Your task is to gather the lines below that hold the string "letter".

* begin Extracted entries *

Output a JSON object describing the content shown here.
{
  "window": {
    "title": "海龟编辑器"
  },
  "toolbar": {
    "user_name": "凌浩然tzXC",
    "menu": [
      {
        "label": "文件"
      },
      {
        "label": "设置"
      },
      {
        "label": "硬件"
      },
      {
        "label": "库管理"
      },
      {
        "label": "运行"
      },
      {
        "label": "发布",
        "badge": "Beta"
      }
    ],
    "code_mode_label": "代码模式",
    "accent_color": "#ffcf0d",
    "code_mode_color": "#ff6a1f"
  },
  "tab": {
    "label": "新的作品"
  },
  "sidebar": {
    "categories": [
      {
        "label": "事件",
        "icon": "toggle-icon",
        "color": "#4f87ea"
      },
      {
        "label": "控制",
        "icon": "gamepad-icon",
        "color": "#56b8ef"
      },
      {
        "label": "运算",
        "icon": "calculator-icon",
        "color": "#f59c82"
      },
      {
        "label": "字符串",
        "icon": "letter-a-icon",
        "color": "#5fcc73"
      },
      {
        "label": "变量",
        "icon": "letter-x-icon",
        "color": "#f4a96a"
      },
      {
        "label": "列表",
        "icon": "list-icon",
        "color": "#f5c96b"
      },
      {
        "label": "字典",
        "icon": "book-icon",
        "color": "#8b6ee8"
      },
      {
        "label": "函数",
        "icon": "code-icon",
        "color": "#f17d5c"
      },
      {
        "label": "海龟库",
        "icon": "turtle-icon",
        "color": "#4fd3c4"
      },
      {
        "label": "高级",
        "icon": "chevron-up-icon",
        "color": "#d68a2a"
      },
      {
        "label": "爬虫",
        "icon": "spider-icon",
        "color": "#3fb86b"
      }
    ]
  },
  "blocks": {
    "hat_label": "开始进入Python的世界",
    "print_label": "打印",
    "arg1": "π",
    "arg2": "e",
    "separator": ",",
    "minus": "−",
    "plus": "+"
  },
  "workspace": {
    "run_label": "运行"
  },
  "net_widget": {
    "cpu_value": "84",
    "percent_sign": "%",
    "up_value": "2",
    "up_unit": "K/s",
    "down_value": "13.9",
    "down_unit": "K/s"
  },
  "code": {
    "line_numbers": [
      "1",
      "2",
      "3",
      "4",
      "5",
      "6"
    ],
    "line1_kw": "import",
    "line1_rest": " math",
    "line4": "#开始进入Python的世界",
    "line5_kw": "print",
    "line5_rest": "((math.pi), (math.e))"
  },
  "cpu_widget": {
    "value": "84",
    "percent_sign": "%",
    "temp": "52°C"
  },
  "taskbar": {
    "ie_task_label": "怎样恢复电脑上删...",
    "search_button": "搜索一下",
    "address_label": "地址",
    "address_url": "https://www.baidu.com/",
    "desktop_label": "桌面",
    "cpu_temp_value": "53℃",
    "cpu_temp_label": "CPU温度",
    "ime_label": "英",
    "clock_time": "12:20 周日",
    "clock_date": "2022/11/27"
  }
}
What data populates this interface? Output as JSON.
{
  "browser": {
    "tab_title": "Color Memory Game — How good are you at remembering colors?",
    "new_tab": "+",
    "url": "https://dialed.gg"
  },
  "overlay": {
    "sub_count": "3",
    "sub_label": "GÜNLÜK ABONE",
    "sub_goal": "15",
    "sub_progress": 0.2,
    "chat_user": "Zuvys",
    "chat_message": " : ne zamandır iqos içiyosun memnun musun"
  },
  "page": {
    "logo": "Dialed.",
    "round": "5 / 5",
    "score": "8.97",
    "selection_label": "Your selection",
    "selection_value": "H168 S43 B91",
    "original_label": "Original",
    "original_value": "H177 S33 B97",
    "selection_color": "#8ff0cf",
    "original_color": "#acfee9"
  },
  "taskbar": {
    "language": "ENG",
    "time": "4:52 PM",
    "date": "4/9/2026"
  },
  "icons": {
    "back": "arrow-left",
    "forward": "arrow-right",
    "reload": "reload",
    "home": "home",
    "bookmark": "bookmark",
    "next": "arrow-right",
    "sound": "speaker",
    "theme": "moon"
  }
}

* end Extracted entries *
* begin Extracted entries *

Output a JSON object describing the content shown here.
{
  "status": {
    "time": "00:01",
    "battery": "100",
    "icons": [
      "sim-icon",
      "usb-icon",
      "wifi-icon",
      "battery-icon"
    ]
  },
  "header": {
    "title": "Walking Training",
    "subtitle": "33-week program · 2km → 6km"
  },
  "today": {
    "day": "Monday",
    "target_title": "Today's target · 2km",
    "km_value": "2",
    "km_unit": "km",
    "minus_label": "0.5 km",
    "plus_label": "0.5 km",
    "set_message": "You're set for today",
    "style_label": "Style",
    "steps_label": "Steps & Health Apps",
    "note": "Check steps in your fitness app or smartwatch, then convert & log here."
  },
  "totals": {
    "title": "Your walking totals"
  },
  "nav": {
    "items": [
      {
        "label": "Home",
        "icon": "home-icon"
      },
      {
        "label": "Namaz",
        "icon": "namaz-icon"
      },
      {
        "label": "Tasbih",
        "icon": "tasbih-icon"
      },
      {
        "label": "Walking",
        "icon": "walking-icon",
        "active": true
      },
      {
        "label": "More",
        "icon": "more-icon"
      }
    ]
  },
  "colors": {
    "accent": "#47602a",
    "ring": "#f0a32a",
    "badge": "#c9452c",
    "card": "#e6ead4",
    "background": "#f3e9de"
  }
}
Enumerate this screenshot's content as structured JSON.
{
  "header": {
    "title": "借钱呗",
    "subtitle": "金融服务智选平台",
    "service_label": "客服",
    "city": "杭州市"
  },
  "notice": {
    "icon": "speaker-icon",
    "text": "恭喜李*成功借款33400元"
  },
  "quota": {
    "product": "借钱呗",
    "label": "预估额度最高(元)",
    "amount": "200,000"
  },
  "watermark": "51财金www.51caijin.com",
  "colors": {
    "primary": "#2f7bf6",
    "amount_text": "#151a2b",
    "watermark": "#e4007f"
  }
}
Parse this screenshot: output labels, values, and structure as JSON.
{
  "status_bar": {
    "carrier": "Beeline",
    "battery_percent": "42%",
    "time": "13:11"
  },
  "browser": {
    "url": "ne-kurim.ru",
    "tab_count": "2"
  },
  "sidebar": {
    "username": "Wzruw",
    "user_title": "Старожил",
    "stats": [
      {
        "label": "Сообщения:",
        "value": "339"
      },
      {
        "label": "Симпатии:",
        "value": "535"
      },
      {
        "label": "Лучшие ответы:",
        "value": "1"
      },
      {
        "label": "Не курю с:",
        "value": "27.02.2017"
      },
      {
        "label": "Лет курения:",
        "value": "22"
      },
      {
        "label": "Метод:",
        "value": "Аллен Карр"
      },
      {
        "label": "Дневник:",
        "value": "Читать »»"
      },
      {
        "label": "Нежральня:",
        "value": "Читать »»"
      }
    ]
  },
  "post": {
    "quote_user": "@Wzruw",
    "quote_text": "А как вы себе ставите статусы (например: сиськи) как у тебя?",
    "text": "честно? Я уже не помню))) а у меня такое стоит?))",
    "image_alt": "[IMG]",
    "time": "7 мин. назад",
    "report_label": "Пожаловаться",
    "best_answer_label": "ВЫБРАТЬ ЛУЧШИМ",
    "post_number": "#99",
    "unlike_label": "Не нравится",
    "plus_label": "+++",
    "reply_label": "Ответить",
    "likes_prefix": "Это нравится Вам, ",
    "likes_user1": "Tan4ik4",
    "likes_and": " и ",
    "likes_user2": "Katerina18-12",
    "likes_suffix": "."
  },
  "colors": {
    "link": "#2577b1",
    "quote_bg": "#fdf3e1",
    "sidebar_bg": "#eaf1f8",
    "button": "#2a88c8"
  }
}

* end Extracted entries *

-- Task solution --
        "icon": "letter-a-icon",
        "icon": "letter-x-icon",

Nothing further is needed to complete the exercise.